Aim of the task: Using the listing below, report all lines holding the word "субсидий".
start Material to process
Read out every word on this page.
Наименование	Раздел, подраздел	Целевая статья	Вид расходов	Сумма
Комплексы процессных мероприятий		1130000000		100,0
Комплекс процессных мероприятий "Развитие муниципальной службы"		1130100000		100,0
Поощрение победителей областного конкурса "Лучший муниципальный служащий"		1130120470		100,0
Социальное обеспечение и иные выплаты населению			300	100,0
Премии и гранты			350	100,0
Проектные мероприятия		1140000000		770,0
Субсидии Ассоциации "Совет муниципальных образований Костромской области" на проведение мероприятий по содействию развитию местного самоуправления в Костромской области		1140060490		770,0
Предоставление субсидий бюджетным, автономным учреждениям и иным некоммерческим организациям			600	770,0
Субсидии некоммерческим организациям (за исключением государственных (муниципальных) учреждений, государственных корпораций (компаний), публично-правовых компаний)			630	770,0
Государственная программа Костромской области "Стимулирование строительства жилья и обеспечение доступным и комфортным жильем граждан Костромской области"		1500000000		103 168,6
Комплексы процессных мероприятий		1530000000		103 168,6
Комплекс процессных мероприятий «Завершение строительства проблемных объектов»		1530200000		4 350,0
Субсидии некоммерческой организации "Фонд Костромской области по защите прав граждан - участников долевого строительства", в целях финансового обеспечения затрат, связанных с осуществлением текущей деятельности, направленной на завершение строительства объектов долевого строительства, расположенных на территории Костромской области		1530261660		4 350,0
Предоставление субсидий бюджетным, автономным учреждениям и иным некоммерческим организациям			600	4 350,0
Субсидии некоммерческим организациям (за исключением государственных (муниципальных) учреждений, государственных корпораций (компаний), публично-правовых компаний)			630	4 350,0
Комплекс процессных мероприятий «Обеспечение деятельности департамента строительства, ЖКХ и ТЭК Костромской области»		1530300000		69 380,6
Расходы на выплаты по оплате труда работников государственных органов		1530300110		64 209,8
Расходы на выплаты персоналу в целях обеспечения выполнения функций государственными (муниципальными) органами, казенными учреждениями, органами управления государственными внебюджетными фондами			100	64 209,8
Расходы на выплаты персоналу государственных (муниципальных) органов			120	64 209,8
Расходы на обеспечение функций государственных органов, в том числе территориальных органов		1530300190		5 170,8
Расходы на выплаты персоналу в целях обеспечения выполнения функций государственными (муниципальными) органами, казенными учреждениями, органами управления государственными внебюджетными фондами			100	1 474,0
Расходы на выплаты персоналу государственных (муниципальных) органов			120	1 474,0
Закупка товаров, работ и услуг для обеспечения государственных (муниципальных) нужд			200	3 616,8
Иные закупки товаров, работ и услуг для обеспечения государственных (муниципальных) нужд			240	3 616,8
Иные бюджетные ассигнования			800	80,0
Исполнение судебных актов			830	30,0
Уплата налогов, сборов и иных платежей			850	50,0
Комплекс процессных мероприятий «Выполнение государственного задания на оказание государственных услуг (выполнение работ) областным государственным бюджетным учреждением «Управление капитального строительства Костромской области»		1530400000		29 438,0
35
end Material to process
Finished task:
Предоставление субсидий бюджетным, автономным учреждениям и иным некоммерческим организациям			600	770,0
Предоставление субсидий бюджетным, автономным учреждениям и иным некоммерческим организациям			600	4 350,0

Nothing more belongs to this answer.